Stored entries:
— begin —
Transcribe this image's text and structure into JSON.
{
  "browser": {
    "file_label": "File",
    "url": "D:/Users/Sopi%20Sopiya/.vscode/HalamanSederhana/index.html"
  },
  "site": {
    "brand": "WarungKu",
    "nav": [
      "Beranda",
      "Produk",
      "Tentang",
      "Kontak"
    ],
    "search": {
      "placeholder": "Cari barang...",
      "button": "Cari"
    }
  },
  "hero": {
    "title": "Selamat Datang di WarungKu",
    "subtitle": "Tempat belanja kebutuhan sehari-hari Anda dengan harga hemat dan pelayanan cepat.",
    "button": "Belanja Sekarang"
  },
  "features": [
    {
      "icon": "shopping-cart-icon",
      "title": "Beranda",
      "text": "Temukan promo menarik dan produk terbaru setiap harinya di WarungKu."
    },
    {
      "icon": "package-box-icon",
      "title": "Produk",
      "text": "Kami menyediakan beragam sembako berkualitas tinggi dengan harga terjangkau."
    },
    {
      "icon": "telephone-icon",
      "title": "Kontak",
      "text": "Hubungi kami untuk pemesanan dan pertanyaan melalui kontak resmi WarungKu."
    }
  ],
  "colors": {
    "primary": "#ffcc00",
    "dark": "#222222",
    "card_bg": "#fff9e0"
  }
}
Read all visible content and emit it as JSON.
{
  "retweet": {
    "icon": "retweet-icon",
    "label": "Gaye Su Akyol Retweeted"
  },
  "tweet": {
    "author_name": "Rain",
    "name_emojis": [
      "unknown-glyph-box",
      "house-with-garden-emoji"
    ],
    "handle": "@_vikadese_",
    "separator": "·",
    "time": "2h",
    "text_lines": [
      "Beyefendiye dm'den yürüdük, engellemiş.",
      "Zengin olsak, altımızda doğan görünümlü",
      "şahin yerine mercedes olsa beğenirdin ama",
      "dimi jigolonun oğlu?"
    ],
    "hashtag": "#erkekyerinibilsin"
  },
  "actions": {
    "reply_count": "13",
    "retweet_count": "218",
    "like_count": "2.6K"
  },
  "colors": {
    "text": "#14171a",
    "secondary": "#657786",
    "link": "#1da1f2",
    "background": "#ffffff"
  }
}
— end —
*JOB*:
Recite the full listing above exactly.

*PROBLEM SOLUTION*:
Transcribe this image's text and structure into JSON.
{
  "browser": {
    "file_label": "File",
    "url": "D:/Users/Sopi%20Sopiya/.vscode/HalamanSederhana/index.html"
  },
  "site": {
    "brand": "WarungKu",
    "nav": [
      "Beranda",
      "Produk",
      "Tentang",
      "Kontak"
    ],
    "search": {
      "placeholder": "Cari barang...",
      "button": "Cari"
    }
  },
  "hero": {
    "title": "Selamat Datang di WarungKu",
    "subtitle": "Tempat belanja kebutuhan sehari-hari Anda dengan harga hemat dan pelayanan cepat.",
    "button": "Belanja Sekarang"
  },
  "features": [
    {
      "icon": "shopping-cart-icon",
      "title": "Beranda",
      "text": "Temukan promo menarik dan produk terbaru setiap harinya di WarungKu."
    },
    {
      "icon": "package-box-icon",
      "title": "Produk",
      "text": "Kami menyediakan beragam sembako berkualitas tinggi dengan harga terjangkau."
    },
    {
      "icon": "telephone-icon",
      "title": "Kontak",
      "text": "Hubungi kami untuk pemesanan dan pertanyaan melalui kontak resmi WarungKu."
    }
  ],
  "colors": {
    "primary": "#ffcc00",
    "dark": "#222222",
    "card_bg": "#fff9e0"
  }
}
Read all visible content and emit it as JSON.
{
  "retweet": {
    "icon": "retweet-icon",
    "label": "Gaye Su Akyol Retweeted"
  },
  "tweet": {
    "author_name": "Rain",
    "name_emojis": [
      "unknown-glyph-box",
      "house-with-garden-emoji"
    ],
    "handle": "@_vikadese_",
    "separator": "·",
    "time": "2h",
    "text_lines": [
      "Beyefendiye dm'den yürüdük, engellemiş.",
      "Zengin olsak, altımızda doğan görünümlü",
      "şahin yerine mercedes olsa beğenirdin ama",
      "dimi jigolonun oğlu?"
    ],
    "hashtag": "#erkekyerinibilsin"
  },
  "actions": {
    "reply_count": "13",
    "retweet_count": "218",
    "like_count": "2.6K"
  },
  "colors": {
    "text": "#14171a",
    "secondary": "#657786",
    "link": "#1da1f2",
    "background": "#ffffff"
  }
}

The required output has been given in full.